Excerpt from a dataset
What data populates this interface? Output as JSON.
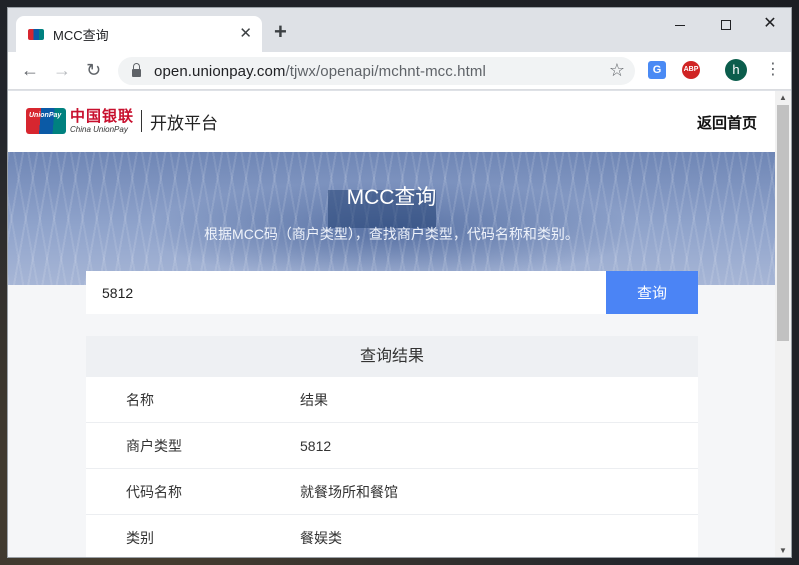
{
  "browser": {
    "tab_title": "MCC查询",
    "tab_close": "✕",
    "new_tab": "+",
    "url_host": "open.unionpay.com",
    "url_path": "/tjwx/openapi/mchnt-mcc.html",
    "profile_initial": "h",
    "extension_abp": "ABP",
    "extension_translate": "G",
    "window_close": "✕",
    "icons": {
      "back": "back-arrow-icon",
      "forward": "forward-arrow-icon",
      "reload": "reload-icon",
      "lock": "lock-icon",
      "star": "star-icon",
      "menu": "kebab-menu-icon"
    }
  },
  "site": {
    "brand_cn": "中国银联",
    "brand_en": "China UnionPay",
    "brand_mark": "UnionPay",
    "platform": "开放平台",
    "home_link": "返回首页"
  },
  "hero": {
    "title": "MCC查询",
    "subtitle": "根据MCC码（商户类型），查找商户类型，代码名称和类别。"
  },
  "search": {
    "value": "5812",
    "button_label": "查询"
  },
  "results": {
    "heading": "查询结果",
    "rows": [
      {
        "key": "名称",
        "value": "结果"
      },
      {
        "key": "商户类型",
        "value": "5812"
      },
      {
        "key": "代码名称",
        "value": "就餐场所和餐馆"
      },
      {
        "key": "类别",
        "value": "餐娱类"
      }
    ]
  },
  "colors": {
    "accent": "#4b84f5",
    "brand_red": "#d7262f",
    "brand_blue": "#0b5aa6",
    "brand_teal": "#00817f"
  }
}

--

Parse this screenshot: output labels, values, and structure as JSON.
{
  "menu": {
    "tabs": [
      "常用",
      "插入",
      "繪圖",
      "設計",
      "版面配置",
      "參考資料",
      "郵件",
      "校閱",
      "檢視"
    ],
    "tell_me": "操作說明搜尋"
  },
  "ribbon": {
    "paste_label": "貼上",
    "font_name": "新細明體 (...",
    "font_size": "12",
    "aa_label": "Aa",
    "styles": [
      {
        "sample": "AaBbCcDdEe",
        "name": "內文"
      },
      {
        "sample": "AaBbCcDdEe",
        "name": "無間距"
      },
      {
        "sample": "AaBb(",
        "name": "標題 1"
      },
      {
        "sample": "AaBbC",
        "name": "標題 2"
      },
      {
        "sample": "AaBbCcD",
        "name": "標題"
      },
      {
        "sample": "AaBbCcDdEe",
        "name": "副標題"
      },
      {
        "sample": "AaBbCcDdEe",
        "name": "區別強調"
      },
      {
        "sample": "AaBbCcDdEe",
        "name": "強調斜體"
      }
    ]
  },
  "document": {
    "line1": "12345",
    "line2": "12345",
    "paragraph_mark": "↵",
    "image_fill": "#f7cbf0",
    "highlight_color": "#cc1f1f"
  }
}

WORK INSTRUCTIONS:
In the records above, find each line holding "商户类型" and copy it.

WRITTEN REPLY:
    "subtitle": "根据MCC码（商户类型），查找商户类型，代码名称和类别。"
        "key": "商户类型",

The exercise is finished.